◆ Text to read:
..............................

The Christine Keeler Story, also known as The Keeler Affair and The Christine Keeler Affair, is a 1963 film about the Profumo affair.

Cast
Yvonne Buckingham as Christine Keeler
John Drew Barrymore as Dr. Stephen Ward
Alicia Brandet as Mandy Rice-Davies
Mel Welles as Yevgeni Ivanovich
Peter Prowse as Domaren
Mimi Heinrich as Marianne
Christine Keeler as herself
Mandy Rice-Davies as herself

Production
The film was shot in Denmark over six weeks.

Photo

To promote the film, photographer Lewis Morley took a photo of Keeler sitting on a chair on the first floor of Peter Cook's Establishment Club, with implied nudity. Though the film was never released, the photo was published in the Sunday Mirror and has since become very famous.

Release
The film was twice rejected by the British Board of Film Censors (BBFC) in 1963 and 1969, and the second time was also rejected by the Greater London Council. It was never released in the UK, banned in New Zealand, and shown in Australia only after being edited. These factors, combined with the BBFC rejection, substantially limited its exposure and profitability.

..............................

◆ Recorded information:
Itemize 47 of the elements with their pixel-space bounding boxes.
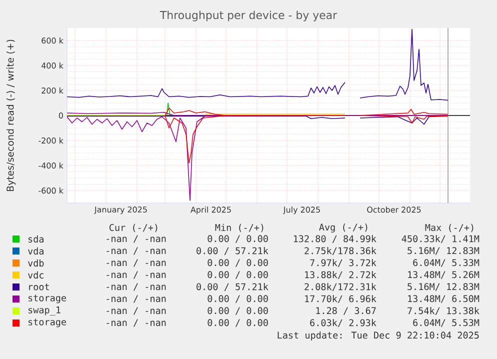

..............................

◆ What this task involves:
Quote in full, word for word, the text above about the 1963 film The Christine Keeler Story.

◆ Final answer:
The Christine Keeler Story, also known as The Keeler Affair and The Christine Keeler Affair, is a 1963 film about the Profumo affair.

Cast
Yvonne Buckingham as Christine Keeler
John Drew Barrymore as Dr. Stephen Ward
Alicia Brandet as Mandy Rice-Davies
Mel Welles as Yevgeni Ivanovich
Peter Prowse as Domaren
Mimi Heinrich as Marianne
Christine Keeler as herself
Mandy Rice-Davies as herself

Production
The film was shot in Denmark over six weeks.

Photo

To promote the film, photographer Lewis Morley took a photo of Keeler sitting on a chair on the first floor of Peter Cook's Establishment Club, with implied nudity. Though the film was never released, the photo was published in the Sunday Mirror and has since become very famous.

Release
The film was twice rejected by the British Board of Film Censors (BBFC) in 1963 and 1969, and the second time was also rejected by the Greater London Council. It was never released in the UK, banned in New Zealand, and shown in Australia only after being edited. These factors, combined with the BBFC rejection, substantially limited its exposure and profitability.